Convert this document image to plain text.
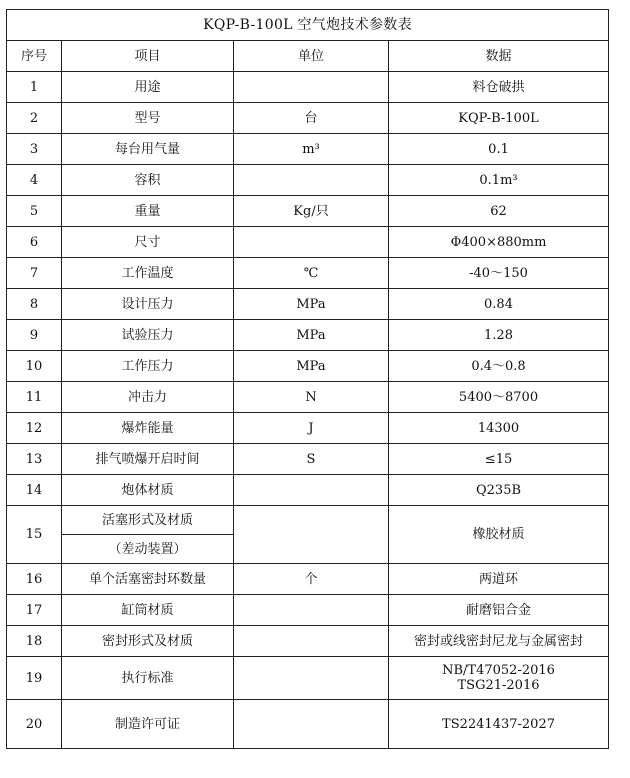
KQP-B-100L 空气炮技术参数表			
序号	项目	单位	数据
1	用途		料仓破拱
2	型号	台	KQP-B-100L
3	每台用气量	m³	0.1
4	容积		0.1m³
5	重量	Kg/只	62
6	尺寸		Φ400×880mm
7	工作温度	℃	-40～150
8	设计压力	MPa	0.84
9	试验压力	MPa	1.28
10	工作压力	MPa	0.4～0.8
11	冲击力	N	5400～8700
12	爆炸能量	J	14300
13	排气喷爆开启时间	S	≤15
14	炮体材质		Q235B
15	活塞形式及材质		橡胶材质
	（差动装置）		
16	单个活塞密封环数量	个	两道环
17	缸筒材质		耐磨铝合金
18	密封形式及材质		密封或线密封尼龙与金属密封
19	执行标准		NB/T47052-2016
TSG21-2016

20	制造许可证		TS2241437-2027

### GIVEN REQUEST
Omit the images and transcribe all of the records above word for word.

### FINISHED TASK
Convert this document image to plain text.
KQP-B-100L 空气炮技术参数表			
序号	项目	单位	数据
1	用途		料仓破拱
2	型号	台	KQP-B-100L
3	每台用气量	m³	0.1
4	容积		0.1m³
5	重量	Kg/只	62
6	尺寸		Φ400×880mm
7	工作温度	℃	-40～150
8	设计压力	MPa	0.84
9	试验压力	MPa	1.28
10	工作压力	MPa	0.4～0.8
11	冲击力	N	5400～8700
12	爆炸能量	J	14300
13	排气喷爆开启时间	S	≤15
14	炮体材质		Q235B
15	活塞形式及材质		橡胶材质
	（差动装置）		
16	单个活塞密封环数量	个	两道环
17	缸筒材质		耐磨铝合金
18	密封形式及材质		密封或线密封尼龙与金属密封
19	执行标准		NB/T47052-2016
TSG21-2016

20	制造许可证		TS2241437-2027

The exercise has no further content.